■ AIM OF THE EXERCISE: Among the records below, find each line that includes the string "кадров" and copy it.

#### GIVEN DATA ####

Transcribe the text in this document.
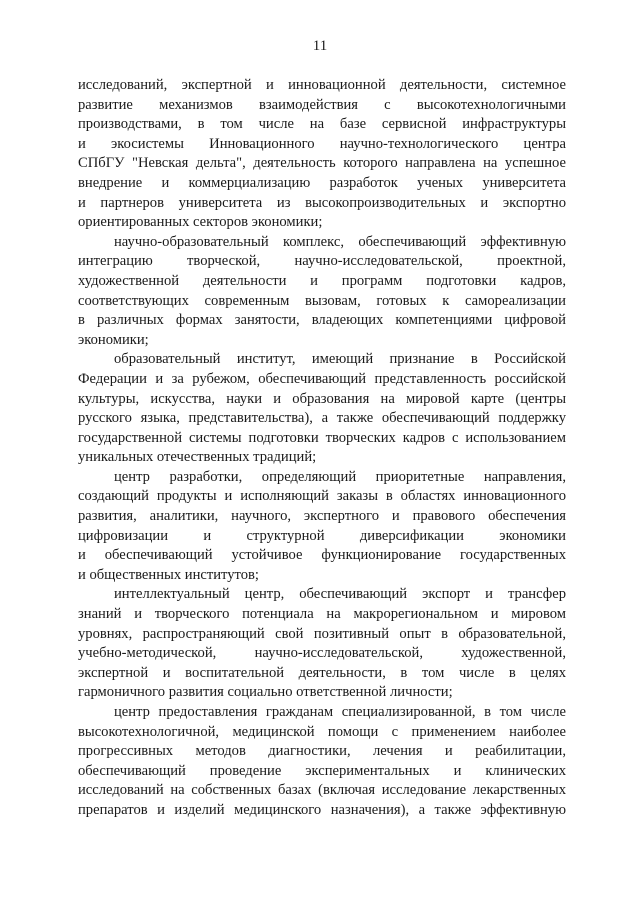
11
исследований, экспертной и инновационной деятельности, системное
развитие механизмов взаимодействия с высокотехнологичными
производствами, в том числе на базе сервисной инфраструктуры
и экосистемы Инновационного научно-технологического центра
СПбГУ "Невская дельта", деятельность которого направлена на успешное
внедрение и коммерциализацию разработок ученых университета
и партнеров университета из высокопроизводительных и экспортно
ориентированных секторов экономики;
научно-образовательный комплекс, обеспечивающий эффективную
интеграцию творческой, научно-исследовательской, проектной,
художественной деятельности и программ подготовки кадров,
соответствующих современным вызовам, готовых к самореализации
в различных формах занятости, владеющих компетенциями цифровой
экономики;
образовательный институт, имеющий признание в Российской
Федерации и за рубежом, обеспечивающий представленность российской
культуры, искусства, науки и образования на мировой карте (центры
русского языка, представительства), а также обеспечивающий поддержку
государственной системы подготовки творческих кадров с использованием
уникальных отечественных традиций;
центр разработки, определяющий приоритетные направления,
создающий продукты и исполняющий заказы в областях инновационного
развития, аналитики, научного, экспертного и правового обеспечения
цифровизации и структурной диверсификации экономики
и обеспечивающий устойчивое функционирование государственных
и общественных институтов;
интеллектуальный центр, обеспечивающий экспорт и трансфер
знаний и творческого потенциала на макрорегиональном и мировом
уровнях, распространяющий свой позитивный опыт в образовательной,
учебно-методической, научно-исследовательской, художественной,
экспертной и воспитательной деятельности, в том числе в целях
гармоничного развития социально ответственной личности;
центр предоставления гражданам специализированной, в том числе
высокотехнологичной, медицинской помощи с применением наиболее
прогрессивных методов диагностики, лечения и реабилитации,
обеспечивающий проведение экспериментальных и клинических
исследований на собственных базах (включая исследование лекарственных
препаратов и изделий медицинского назначения), а также эффективную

####

■ TASK RESULT:
художественной деятельности и программ подготовки кадров,
государственной системы подготовки творческих кадров с использованием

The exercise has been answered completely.